:: DATA FOR THIS TASK ::

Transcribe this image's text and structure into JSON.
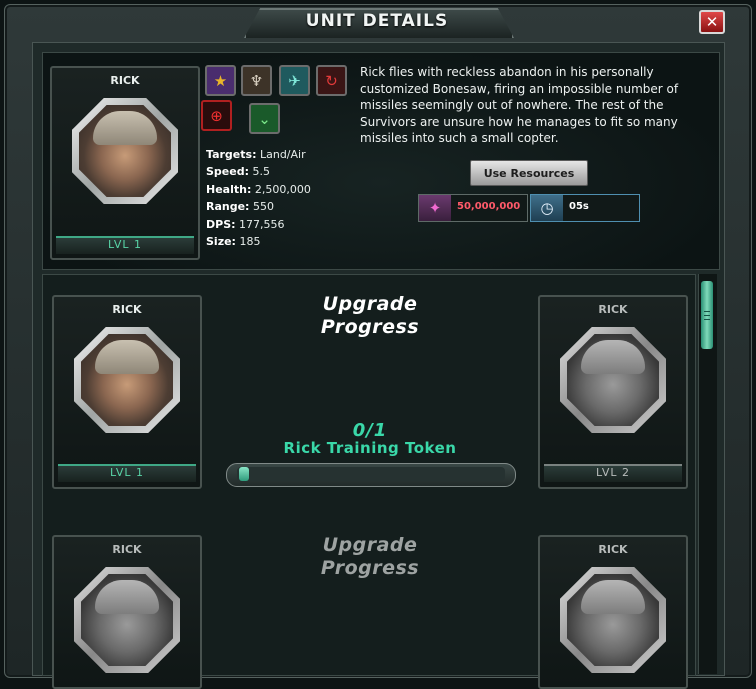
{
  "window": {
    "title": "UNIT DETAILS",
    "close_label": "✕"
  },
  "unit": {
    "name": "RICK",
    "level_label": "LVL 1",
    "description": "Rick flies with reckless abandon in his personally customized Bonesaw, firing an impossible number of missiles seemingly out of nowhere. The rest of the Survivors are unsure how he manages to fit so many missiles into such a small copter.",
    "stats": [
      {
        "label": "Targets:",
        "value": "Land/Air"
      },
      {
        "label": "Speed:",
        "value": "5.5"
      },
      {
        "label": "Health:",
        "value": "2,500,000"
      },
      {
        "label": "Range:",
        "value": "550"
      },
      {
        "label": "DPS:",
        "value": "177,556"
      },
      {
        "label": "Size:",
        "value": "185"
      }
    ],
    "trait_icons": [
      "star-badge-icon",
      "winged-emblem-icon",
      "aircraft-icon",
      "cycle-icon",
      "crosshair-icon",
      "chevron-rank-icon"
    ]
  },
  "upgrade": {
    "use_resources_label": "Use Resources",
    "resource_cost": "50,000,000",
    "time_cost": "05s",
    "progress_title": "Upgrade Progress",
    "progress_count": "0/1",
    "progress_fraction": 0.0,
    "token_label": "Rick Training Token",
    "current_card": {
      "name": "RICK",
      "level_label": "LVL 1"
    },
    "next_card": {
      "name": "RICK",
      "level_label": "LVL 2"
    },
    "locked_title": "Upgrade Progress",
    "locked_left": {
      "name": "RICK"
    },
    "locked_right": {
      "name": "RICK"
    }
  },
  "colors": {
    "accent_green": "#3ad8a9",
    "resource_red": "#e04a5a",
    "close_red": "#c62828"
  }
}
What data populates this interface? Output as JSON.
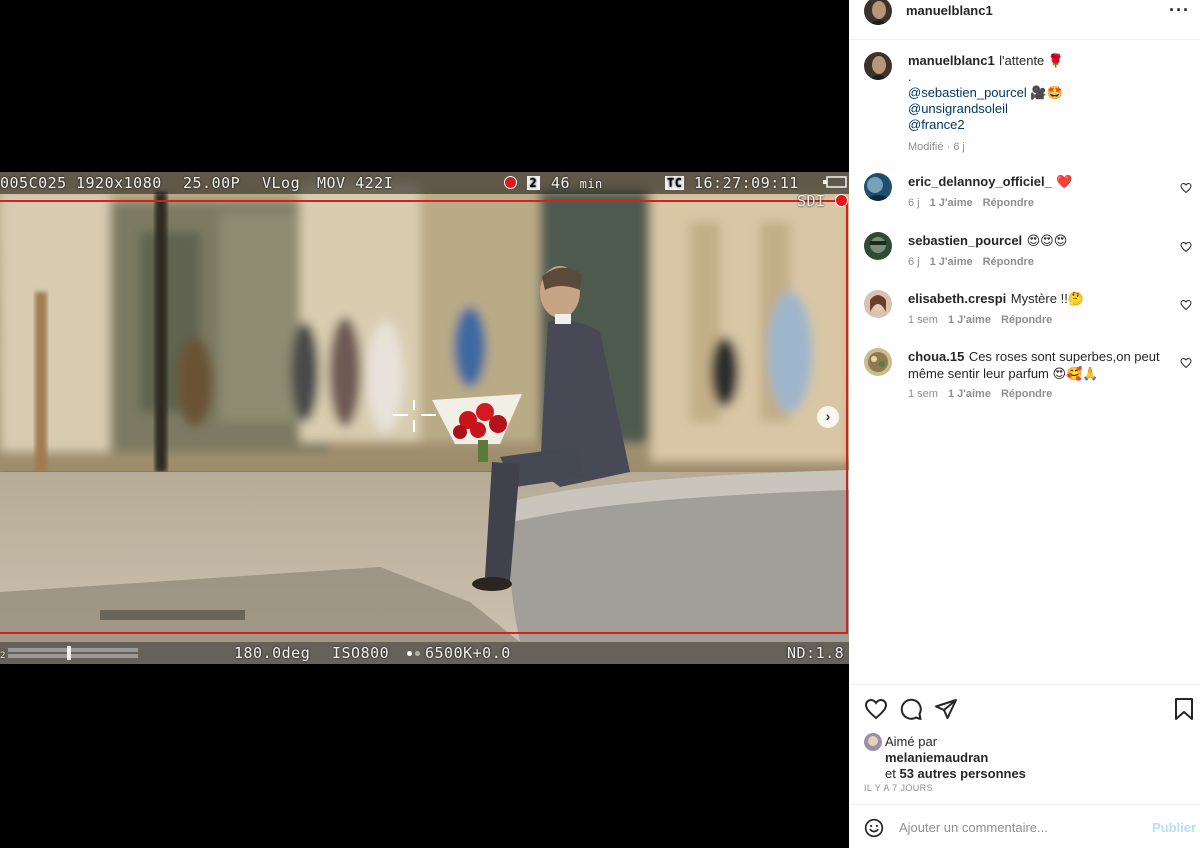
{
  "media": {
    "osd_top": {
      "clip": "005C025",
      "resolution": "1920x1080",
      "fps": "25.00P",
      "gamma": "VLog",
      "codec": "MOV 422I",
      "rec_slot": "2",
      "remaining": "46",
      "remaining_unit": "min",
      "tc_label": "TC",
      "timecode": "16:27:09:11",
      "sdi": "SDI"
    },
    "osd_bottom": {
      "shutter": "180.0deg",
      "iso": "ISO800",
      "white_balance": "6500K+0.0",
      "nd": "ND:1.8"
    },
    "carousel_index": 1,
    "carousel_count": 2
  },
  "post": {
    "author": "manuelblanc1",
    "caption": {
      "author": "manuelblanc1",
      "text": "l'attente 🌹",
      "dot": ".",
      "mentions": [
        "@sebastien_pourcel 🎥🤩",
        "@unsigrandsoleil",
        "@france2"
      ],
      "modified": "Modifié",
      "time": "6 j"
    },
    "more_icon": "more-horizontal-icon"
  },
  "comments": [
    {
      "user": "eric_delannoy_officiel_",
      "text": "❤️",
      "time": "6 j",
      "likes": "1 J'aime",
      "reply": "Répondre",
      "avatar_color": "#1f4f6e"
    },
    {
      "user": "sebastien_pourcel",
      "text": "😍😍😍",
      "time": "6 j",
      "likes": "1 J'aime",
      "reply": "Répondre",
      "avatar_color": "#2f4a35"
    },
    {
      "user": "elisabeth.crespi",
      "text": "Mystère !!🤔",
      "time": "1 sem",
      "likes": "1 J'aime",
      "reply": "Répondre",
      "avatar_color": "#b07a6a"
    },
    {
      "user": "choua.15",
      "text": "Ces roses sont superbes,on peut même sentir leur parfum 😍🥰🙏",
      "time": "1 sem",
      "likes": "1 J'aime",
      "reply": "Répondre",
      "avatar_color": "#8f7a4e"
    }
  ],
  "actions": {
    "icons": [
      "heart-icon",
      "comment-icon",
      "share-icon",
      "bookmark-icon"
    ],
    "liked_by_label": "Aimé par",
    "liked_by_user": "melaniemaudran",
    "others_prefix": "et",
    "others": "53 autres personnes",
    "date": "IL Y A 7 JOURS"
  },
  "add_comment": {
    "placeholder": "Ajouter un commentaire...",
    "publish": "Publier"
  },
  "colors": {
    "link": "#00376b",
    "muted": "#8e8e8e",
    "publish_disabled": "#b2dffc",
    "rec": "#e01818",
    "safe_frame": "#d61f1f"
  }
}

:::

Without including any pictures, print each record exactly.

- _REPLY_
Transcribe this image's text and structure into JSON.
{
  "window": {
    "title": "UNIT DETAILS",
    "close_label": "✕"
  },
  "unit": {
    "name": "RICK",
    "level_label": "LVL 1",
    "description": "Rick flies with reckless abandon in his personally customized Bonesaw, firing an impossible number of missiles seemingly out of nowhere. The rest of the Survivors are unsure how he manages to fit so many missiles into such a small copter.",
    "stats": [
      {
        "label": "Targets:",
        "value": "Land/Air"
      },
      {
        "label": "Speed:",
        "value": "5.5"
      },
      {
        "label": "Health:",
        "value": "2,500,000"
      },
      {
        "label": "Range:",
        "value": "550"
      },
      {
        "label": "DPS:",
        "value": "177,556"
      },
      {
        "label": "Size:",
        "value": "185"
      }
    ],
    "trait_icons": [
      "star-badge-icon",
      "winged-emblem-icon",
      "aircraft-icon",
      "cycle-icon",
      "crosshair-icon",
      "chevron-rank-icon"
    ]
  },
  "upgrade": {
    "use_resources_label": "Use Resources",
    "resource_cost": "50,000,000",
    "time_cost": "05s",
    "progress_title": "Upgrade Progress",
    "progress_count": "0/1",
    "progress_fraction": 0.0,
    "token_label": "Rick Training Token",
    "current_card": {
      "name": "RICK",
      "level_label": "LVL 1"
    },
    "next_card": {
      "name": "RICK",
      "level_label": "LVL 2"
    },
    "locked_title": "Upgrade Progress",
    "locked_left": {
      "name": "RICK"
    },
    "locked_right": {
      "name": "RICK"
    }
  },
  "colors": {
    "accent_green": "#3ad8a9",
    "resource_red": "#e04a5a",
    "close_red": "#c62828"
  }
}
What data populates this interface? Output as JSON.
{
  "media": {
    "osd_top": {
      "clip": "005C025",
      "resolution": "1920x1080",
      "fps": "25.00P",
      "gamma": "VLog",
      "codec": "MOV 422I",
      "rec_slot": "2",
      "remaining": "46",
      "remaining_unit": "min",
      "tc_label": "TC",
      "timecode": "16:27:09:11",
      "sdi": "SDI"
    },
    "osd_bottom": {
      "shutter": "180.0deg",
      "iso": "ISO800",
      "white_balance": "6500K+0.0",
      "nd": "ND:1.8"
    },
    "carousel_index": 1,
    "carousel_count": 2
  },
  "post": {
    "author": "manuelblanc1",
    "caption": {
      "author": "manuelblanc1",
      "text": "l'attente 🌹",
      "dot": ".",
      "mentions": [
        "@sebastien_pourcel 🎥🤩",
        "@unsigrandsoleil",
        "@france2"
      ],
      "modified": "Modifié",
      "time": "6 j"
    },
    "more_icon": "more-horizontal-icon"
  },
  "comments": [
    {
      "user": "eric_delannoy_officiel_",
      "text": "❤️",
      "time": "6 j",
      "likes": "1 J'aime",
      "reply": "Répondre",
      "avatar_color": "#1f4f6e"
    },
    {
      "user": "sebastien_pourcel",
      "text": "😍😍😍",
      "time": "6 j",
      "likes": "1 J'aime",
      "reply": "Répondre",
      "avatar_color": "#2f4a35"
    },
    {
      "user": "elisabeth.crespi",
      "text": "Mystère !!🤔",
      "time": "1 sem",
      "likes": "1 J'aime",
      "reply": "Répondre",
      "avatar_color": "#b07a6a"
    },
    {
      "user": "choua.15",
      "text": "Ces roses sont superbes,on peut même sentir leur parfum 😍🥰🙏",
      "time": "1 sem",
      "likes": "1 J'aime",
      "reply": "Répondre",
      "avatar_color": "#8f7a4e"
    }
  ],
  "actions": {
    "icons": [
      "heart-icon",
      "comment-icon",
      "share-icon",
      "bookmark-icon"
    ],
    "liked_by_label": "Aimé par",
    "liked_by_user": "melaniemaudran",
    "others_prefix": "et",
    "others": "53 autres personnes",
    "date": "IL Y A 7 JOURS"
  },
  "add_comment": {
    "placeholder": "Ajouter un commentaire...",
    "publish": "Publier"
  },
  "colors": {
    "link": "#00376b",
    "muted": "#8e8e8e",
    "publish_disabled": "#b2dffc",
    "rec": "#e01818",
    "safe_frame": "#d61f1f"
  }
}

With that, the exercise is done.